# Start of RECORDS PROVIDED

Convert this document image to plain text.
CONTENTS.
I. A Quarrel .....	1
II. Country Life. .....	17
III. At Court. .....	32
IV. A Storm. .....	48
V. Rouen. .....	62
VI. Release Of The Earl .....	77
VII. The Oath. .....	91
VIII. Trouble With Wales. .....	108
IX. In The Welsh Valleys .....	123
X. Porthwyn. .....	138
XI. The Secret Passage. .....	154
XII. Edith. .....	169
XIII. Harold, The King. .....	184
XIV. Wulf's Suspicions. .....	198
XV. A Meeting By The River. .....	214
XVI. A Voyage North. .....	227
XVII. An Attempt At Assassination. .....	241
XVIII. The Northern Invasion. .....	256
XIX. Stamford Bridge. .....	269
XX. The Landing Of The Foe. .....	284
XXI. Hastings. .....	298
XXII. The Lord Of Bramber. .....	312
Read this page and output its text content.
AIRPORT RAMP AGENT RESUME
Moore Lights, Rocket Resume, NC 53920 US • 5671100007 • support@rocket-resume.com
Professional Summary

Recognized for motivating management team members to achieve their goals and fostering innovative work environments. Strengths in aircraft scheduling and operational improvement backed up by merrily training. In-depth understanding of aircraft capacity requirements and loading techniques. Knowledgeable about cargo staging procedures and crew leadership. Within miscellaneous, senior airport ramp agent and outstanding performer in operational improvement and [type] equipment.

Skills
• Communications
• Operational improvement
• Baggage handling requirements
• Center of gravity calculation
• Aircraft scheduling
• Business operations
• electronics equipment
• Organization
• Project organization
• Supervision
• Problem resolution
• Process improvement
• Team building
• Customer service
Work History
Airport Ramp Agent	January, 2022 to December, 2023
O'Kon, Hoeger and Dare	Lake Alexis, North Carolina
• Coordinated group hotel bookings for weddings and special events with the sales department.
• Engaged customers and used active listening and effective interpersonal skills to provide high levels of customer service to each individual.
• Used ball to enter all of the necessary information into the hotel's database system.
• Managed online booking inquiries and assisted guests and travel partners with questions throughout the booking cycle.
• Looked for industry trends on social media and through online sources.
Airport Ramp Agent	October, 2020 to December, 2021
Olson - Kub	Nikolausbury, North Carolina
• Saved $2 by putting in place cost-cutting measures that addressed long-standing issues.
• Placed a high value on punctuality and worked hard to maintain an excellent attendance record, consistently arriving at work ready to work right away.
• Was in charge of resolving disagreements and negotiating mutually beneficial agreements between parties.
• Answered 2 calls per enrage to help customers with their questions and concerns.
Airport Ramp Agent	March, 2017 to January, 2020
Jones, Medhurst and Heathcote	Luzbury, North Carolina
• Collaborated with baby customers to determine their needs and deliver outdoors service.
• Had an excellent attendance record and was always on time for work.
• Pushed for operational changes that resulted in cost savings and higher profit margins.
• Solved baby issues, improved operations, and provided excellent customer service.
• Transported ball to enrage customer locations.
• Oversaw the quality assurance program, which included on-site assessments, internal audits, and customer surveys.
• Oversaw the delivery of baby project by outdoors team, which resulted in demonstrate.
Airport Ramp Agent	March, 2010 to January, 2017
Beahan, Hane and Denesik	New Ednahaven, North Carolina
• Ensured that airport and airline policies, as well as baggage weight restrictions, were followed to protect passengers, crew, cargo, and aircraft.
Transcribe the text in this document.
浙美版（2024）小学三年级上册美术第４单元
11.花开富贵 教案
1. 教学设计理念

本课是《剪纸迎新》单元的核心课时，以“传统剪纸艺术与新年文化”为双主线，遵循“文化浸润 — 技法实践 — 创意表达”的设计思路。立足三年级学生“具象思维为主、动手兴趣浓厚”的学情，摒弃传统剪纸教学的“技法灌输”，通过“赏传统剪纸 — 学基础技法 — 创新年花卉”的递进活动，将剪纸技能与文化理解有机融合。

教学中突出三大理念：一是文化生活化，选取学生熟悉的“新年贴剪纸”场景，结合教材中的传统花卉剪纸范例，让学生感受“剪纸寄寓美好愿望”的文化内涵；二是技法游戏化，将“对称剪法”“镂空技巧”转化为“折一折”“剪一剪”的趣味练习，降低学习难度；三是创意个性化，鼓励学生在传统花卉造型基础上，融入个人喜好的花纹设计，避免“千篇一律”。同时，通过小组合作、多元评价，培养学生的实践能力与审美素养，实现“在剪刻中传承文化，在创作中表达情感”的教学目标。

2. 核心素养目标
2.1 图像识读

# End of RECORDS PROVIDED

● THE TASK: Print the material once more, exactly.

● ANSWER TO THIS PROBLEM:
Convert this document image to plain text.
CONTENTS.
I. A Quarrel .....	1
II. Country Life. .....	17
III. At Court. .....	32
IV. A Storm. .....	48
V. Rouen. .....	62
VI. Release Of The Earl .....	77
VII. The Oath. .....	91
VIII. Trouble With Wales. .....	108
IX. In The Welsh Valleys .....	123
X. Porthwyn. .....	138
XI. The Secret Passage. .....	154
XII. Edith. .....	169
XIII. Harold, The King. .....	184
XIV. Wulf's Suspicions. .....	198
XV. A Meeting By The River. .....	214
XVI. A Voyage North. .....	227
XVII. An Attempt At Assassination. .....	241
XVIII. The Northern Invasion. .....	256
XIX. Stamford Bridge. .....	269
XX. The Landing Of The Foe. .....	284
XXI. Hastings. .....	298
XXII. The Lord Of Bramber. .....	312
Read this page and output its text content.
AIRPORT RAMP AGENT RESUME
Moore Lights, Rocket Resume, NC 53920 US • 5671100007 • support@rocket-resume.com
Professional Summary

Recognized for motivating management team members to achieve their goals and fostering innovative work environments. Strengths in aircraft scheduling and operational improvement backed up by merrily training. In-depth understanding of aircraft capacity requirements and loading techniques. Knowledgeable about cargo staging procedures and crew leadership. Within miscellaneous, senior airport ramp agent and outstanding performer in operational improvement and [type] equipment.

Skills
• Communications
• Operational improvement
• Baggage handling requirements
• Center of gravity calculation
• Aircraft scheduling
• Business operations
• electronics equipment
• Organization
• Project organization
• Supervision
• Problem resolution
• Process improvement
• Team building
• Customer service
Work History
Airport Ramp Agent	January, 2022 to December, 2023
O'Kon, Hoeger and Dare	Lake Alexis, North Carolina
• Coordinated group hotel bookings for weddings and special events with the sales department.
• Engaged customers and used active listening and effective interpersonal skills to provide high levels of customer service to each individual.
• Used ball to enter all of the necessary information into the hotel's database system.
• Managed online booking inquiries and assisted guests and travel partners with questions throughout the booking cycle.
• Looked for industry trends on social media and through online sources.
Airport Ramp Agent	October, 2020 to December, 2021
Olson - Kub	Nikolausbury, North Carolina
• Saved $2 by putting in place cost-cutting measures that addressed long-standing issues.
• Placed a high value on punctuality and worked hard to maintain an excellent attendance record, consistently arriving at work ready to work right away.
• Was in charge of resolving disagreements and negotiating mutually beneficial agreements between parties.
• Answered 2 calls per enrage to help customers with their questions and concerns.
Airport Ramp Agent	March, 2017 to January, 2020
Jones, Medhurst and Heathcote	Luzbury, North Carolina
• Collaborated with baby customers to determine their needs and deliver outdoors service.
• Had an excellent attendance record and was always on time for work.
• Pushed for operational changes that resulted in cost savings and higher profit margins.
• Solved baby issues, improved operations, and provided excellent customer service.
• Transported ball to enrage customer locations.
• Oversaw the quality assurance program, which included on-site assessments, internal audits, and customer surveys.
• Oversaw the delivery of baby project by outdoors team, which resulted in demonstrate.
Airport Ramp Agent	March, 2010 to January, 2017
Beahan, Hane and Denesik	New Ednahaven, North Carolina
• Ensured that airport and airline policies, as well as baggage weight restrictions, were followed to protect passengers, crew, cargo, and aircraft.
Transcribe the text in this document.
浙美版（2024）小学三年级上册美术第４单元
11.花开富贵 教案
1. 教学设计理念

本课是《剪纸迎新》单元的核心课时，以“传统剪纸艺术与新年文化”为双主线，遵循“文化浸润 — 技法实践 — 创意表达”的设计思路。立足三年级学生“具象思维为主、动手兴趣浓厚”的学情，摒弃传统剪纸教学的“技法灌输”，通过“赏传统剪纸 — 学基础技法 — 创新年花卉”的递进活动，将剪纸技能与文化理解有机融合。

教学中突出三大理念：一是文化生活化，选取学生熟悉的“新年贴剪纸”场景，结合教材中的传统花卉剪纸范例，让学生感受“剪纸寄寓美好愿望”的文化内涵；二是技法游戏化，将“对称剪法”“镂空技巧”转化为“折一折”“剪一剪”的趣味练习，降低学习难度；三是创意个性化，鼓励学生在传统花卉造型基础上，融入个人喜好的花纹设计，避免“千篇一律”。同时，通过小组合作、多元评价，培养学生的实践能力与审美素养，实现“在剪刻中传承文化，在创作中表达情感”的教学目标。

2. 核心素养目标
2.1 图像识读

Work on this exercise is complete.